WRITTEN PROBLEM - Copy every entry below line for line, with no changes, and leave out the pictures.

=== STORED DATA ===

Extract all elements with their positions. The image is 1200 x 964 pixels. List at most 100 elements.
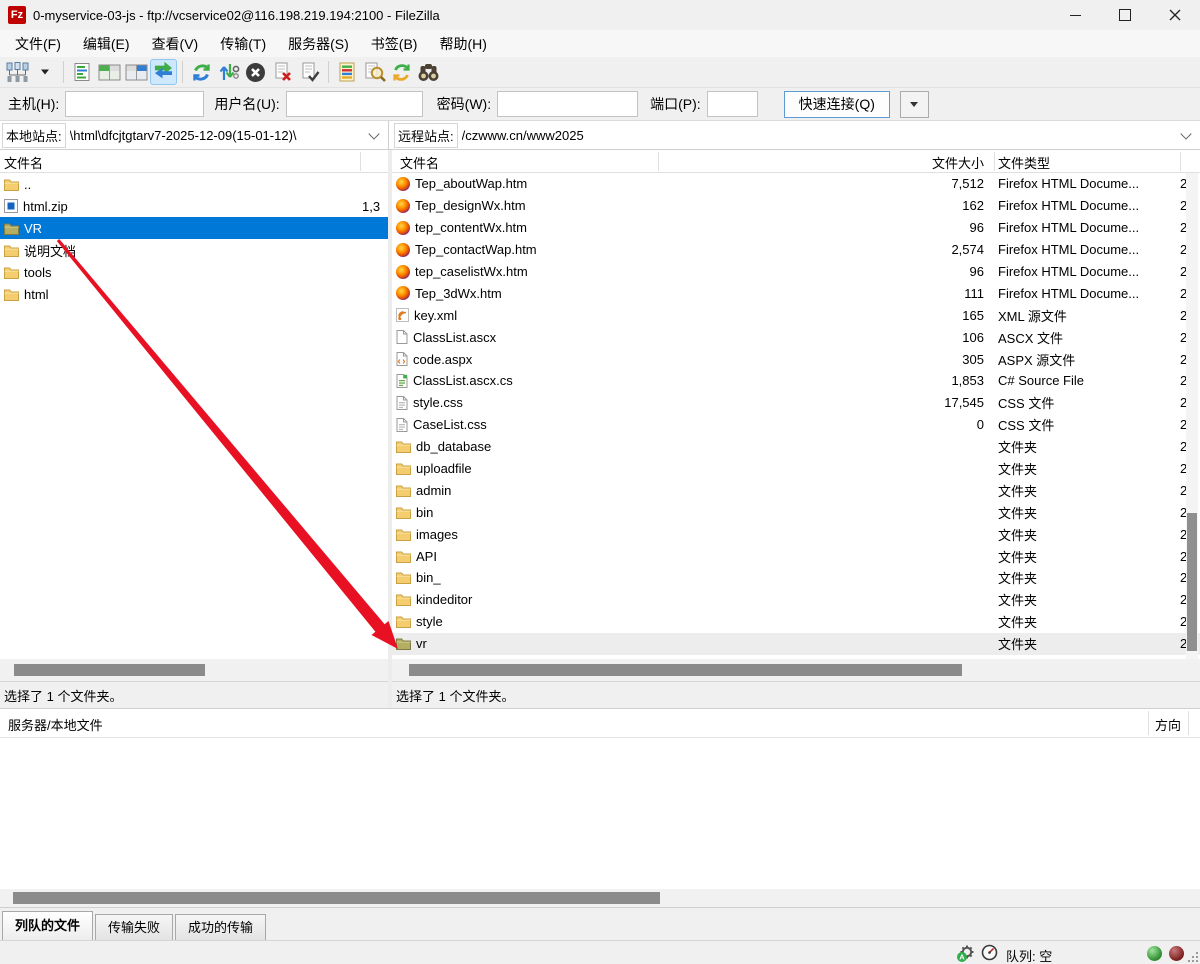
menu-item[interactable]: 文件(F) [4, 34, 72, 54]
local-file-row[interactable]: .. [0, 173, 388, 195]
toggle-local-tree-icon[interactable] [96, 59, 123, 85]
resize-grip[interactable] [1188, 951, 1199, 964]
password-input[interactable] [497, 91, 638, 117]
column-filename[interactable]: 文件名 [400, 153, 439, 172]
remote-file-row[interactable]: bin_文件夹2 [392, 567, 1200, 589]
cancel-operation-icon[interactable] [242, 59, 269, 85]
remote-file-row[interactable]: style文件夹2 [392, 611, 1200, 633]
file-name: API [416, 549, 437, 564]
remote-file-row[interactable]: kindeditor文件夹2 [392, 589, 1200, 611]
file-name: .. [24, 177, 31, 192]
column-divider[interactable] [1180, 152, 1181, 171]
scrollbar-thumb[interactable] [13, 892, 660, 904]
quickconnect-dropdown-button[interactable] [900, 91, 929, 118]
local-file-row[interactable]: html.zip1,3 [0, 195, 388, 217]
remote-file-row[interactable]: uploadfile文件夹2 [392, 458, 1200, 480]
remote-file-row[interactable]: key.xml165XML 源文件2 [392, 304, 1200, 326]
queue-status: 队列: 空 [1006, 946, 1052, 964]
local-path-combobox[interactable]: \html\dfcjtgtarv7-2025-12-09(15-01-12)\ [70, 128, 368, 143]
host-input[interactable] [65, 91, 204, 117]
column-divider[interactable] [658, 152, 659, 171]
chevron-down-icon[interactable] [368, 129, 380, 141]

===

WORKED ANSWER -
Extract all elements with their positions. The image is 1200 x 964 pixels. List at most 100 elements.
menu-item[interactable]: 文件(F) [4, 34, 72, 54]
local-file-row[interactable]: .. [0, 173, 388, 195]
toggle-local-tree-icon[interactable] [96, 59, 123, 85]
resize-grip[interactable] [1188, 951, 1199, 964]
password-input[interactable] [497, 91, 638, 117]
column-filename[interactable]: 文件名 [400, 153, 439, 172]
remote-file-row[interactable]: bin_文件夹2 [392, 567, 1200, 589]
cancel-operation-icon[interactable] [242, 59, 269, 85]
remote-file-row[interactable]: style文件夹2 [392, 611, 1200, 633]
file-name: API [416, 549, 437, 564]
remote-file-row[interactable]: kindeditor文件夹2 [392, 589, 1200, 611]
file-name: .. [24, 177, 31, 192]
column-divider[interactable] [1180, 152, 1181, 171]
scrollbar-thumb[interactable] [13, 892, 660, 904]
quickconnect-dropdown-button[interactable] [900, 91, 929, 118]
local-file-row[interactable]: html.zip1,3 [0, 195, 388, 217]
remote-file-row[interactable]: uploadfile文件夹2 [392, 458, 1200, 480]
remote-file-row[interactable]: key.xml165XML 源文件2 [392, 304, 1200, 326]
queue-status: 队列: 空 [1006, 946, 1052, 964]
local-path-combobox[interactable]: \html\dfcjtgtarv7-2025-12-09(15-01-12)\ [70, 128, 368, 143]
host-input[interactable] [65, 91, 204, 117]
column-divider[interactable] [658, 152, 659, 171]
chevron-down-icon[interactable] [368, 129, 380, 141]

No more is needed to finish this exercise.